──────── RECORDS FOR PROCESSING
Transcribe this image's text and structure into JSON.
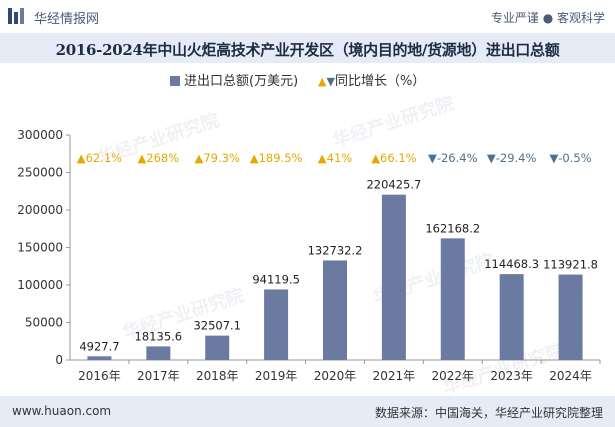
{
  "header": {
    "brand": "华经情报网",
    "tagline": "专业严谨 ● 客观科学"
  },
  "chart_data": {
    "type": "bar",
    "title": "2016-2024年中山火炬高技术产业开发区（境内目的地/货源地）进出口总额",
    "categories": [
      "2016年",
      "2017年",
      "2018年",
      "2019年",
      "2020年",
      "2021年",
      "2022年",
      "2023年",
      "2024年"
    ],
    "series": [
      {
        "name": "进出口总额(万美元)",
        "values": [
          4927.7,
          18135.6,
          32507.1,
          94119.5,
          132732.2,
          220425.7,
          162168.2,
          114468.3,
          113921.8
        ],
        "value_labels": [
          "4927.7",
          "18135.6",
          "32507.1",
          "94119.5",
          "132732.2",
          "220425.7",
          "162168.2",
          "114468.3",
          "113921.8"
        ],
        "color": "#6a7aa0"
      }
    ],
    "growth": {
      "name": "同比增长（%）",
      "labels": [
        "▲62.1%",
        "▲268%",
        "▲79.3%",
        "▲189.5%",
        "▲41%",
        "▲66.1%",
        "▼-26.4%",
        "▼-29.4%",
        "▼-0.5%"
      ],
      "values": [
        62.1,
        268,
        79.3,
        189.5,
        41,
        66.1,
        -26.4,
        -29.4,
        -0.5
      ],
      "up_color": "#e6a800",
      "down_color": "#4a7290"
    },
    "ylim": [
      0,
      300000
    ],
    "yticks": [
      0,
      50000,
      100000,
      150000,
      200000,
      250000,
      300000
    ],
    "ytick_labels": [
      "0",
      "50000",
      "100000",
      "150000",
      "200000",
      "250000",
      "300000"
    ],
    "xlabel": "",
    "ylabel": "",
    "grid": false,
    "legend_position": "top-center"
  },
  "legend": {
    "bar_label": "进出口总额(万美元)",
    "growth_marker": "▲▼",
    "growth_label": "同比增长（%）"
  },
  "footer": {
    "site": "www.huaon.com",
    "source": "数据来源：中国海关，华经产业研究院整理"
  },
  "watermark": "华经产业研究院"
}
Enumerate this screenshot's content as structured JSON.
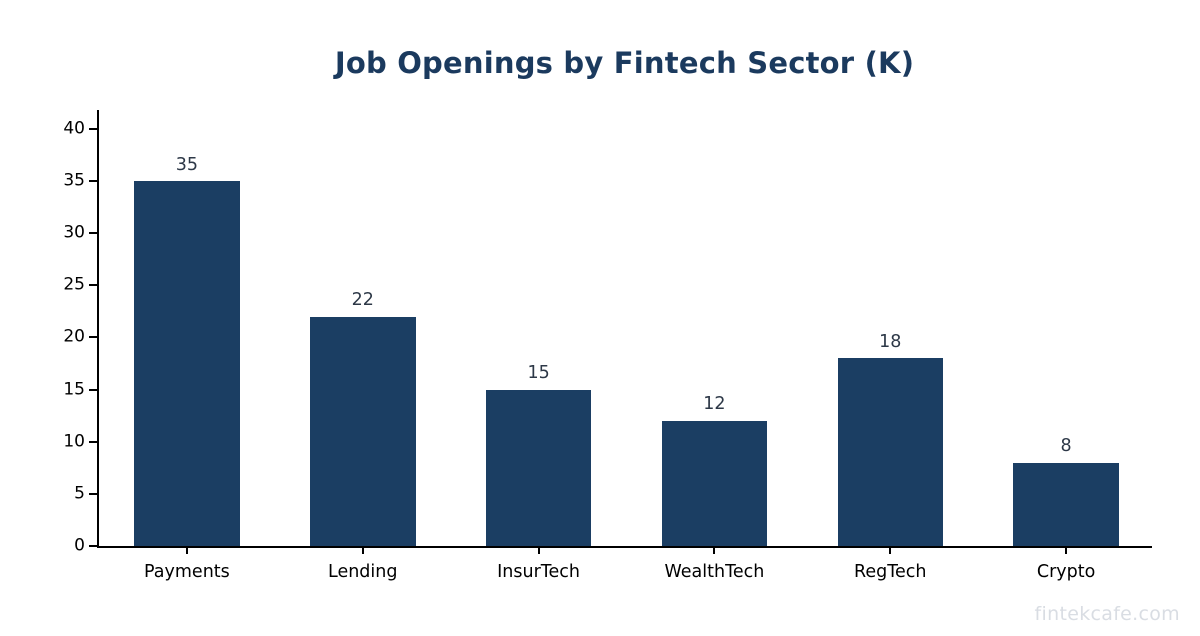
{
  "title": {
    "text": "Job Openings by Fintech Sector (K)",
    "color": "#1b3a5e"
  },
  "watermark": {
    "text": "fintekcafe.com",
    "color": "#d9dde3"
  },
  "colors": {
    "bar": "#1b3e63",
    "value_label": "#2d3847",
    "axis": "#000000",
    "background": "#ffffff"
  },
  "chart_data": {
    "type": "bar",
    "categories": [
      "Payments",
      "Lending",
      "InsurTech",
      "WealthTech",
      "RegTech",
      "Crypto"
    ],
    "values": [
      35,
      22,
      15,
      12,
      18,
      8
    ],
    "title": "Job Openings by Fintech Sector (K)",
    "xlabel": "",
    "ylabel": "",
    "ylim": [
      0,
      42
    ],
    "yticks": [
      0,
      5,
      10,
      15,
      20,
      25,
      30,
      35,
      40
    ],
    "grid": false,
    "legend": null,
    "bar_width_fraction": 0.6,
    "value_labels_shown": true
  }
}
────────────────
• [TASK REQUIREMENTS] Omit all pictures and write out, exactly, only the lines from the line containing "Enumerate this screenshot's" through the last line of the entries above.

• [RESULT]
Enumerate this screenshot's content as structured JSON.
{
  "title": {
    "text": "Job Openings by Fintech Sector (K)",
    "color": "#1b3a5e"
  },
  "watermark": {
    "text": "fintekcafe.com",
    "color": "#d9dde3"
  },
  "colors": {
    "bar": "#1b3e63",
    "value_label": "#2d3847",
    "axis": "#000000",
    "background": "#ffffff"
  },
  "chart_data": {
    "type": "bar",
    "categories": [
      "Payments",
      "Lending",
      "InsurTech",
      "WealthTech",
      "RegTech",
      "Crypto"
    ],
    "values": [
      35,
      22,
      15,
      12,
      18,
      8
    ],
    "title": "Job Openings by Fintech Sector (K)",
    "xlabel": "",
    "ylabel": "",
    "ylim": [
      0,
      42
    ],
    "yticks": [
      0,
      5,
      10,
      15,
      20,
      25,
      30,
      35,
      40
    ],
    "grid": false,
    "legend": null,
    "bar_width_fraction": 0.6,
    "value_labels_shown": true
  }
}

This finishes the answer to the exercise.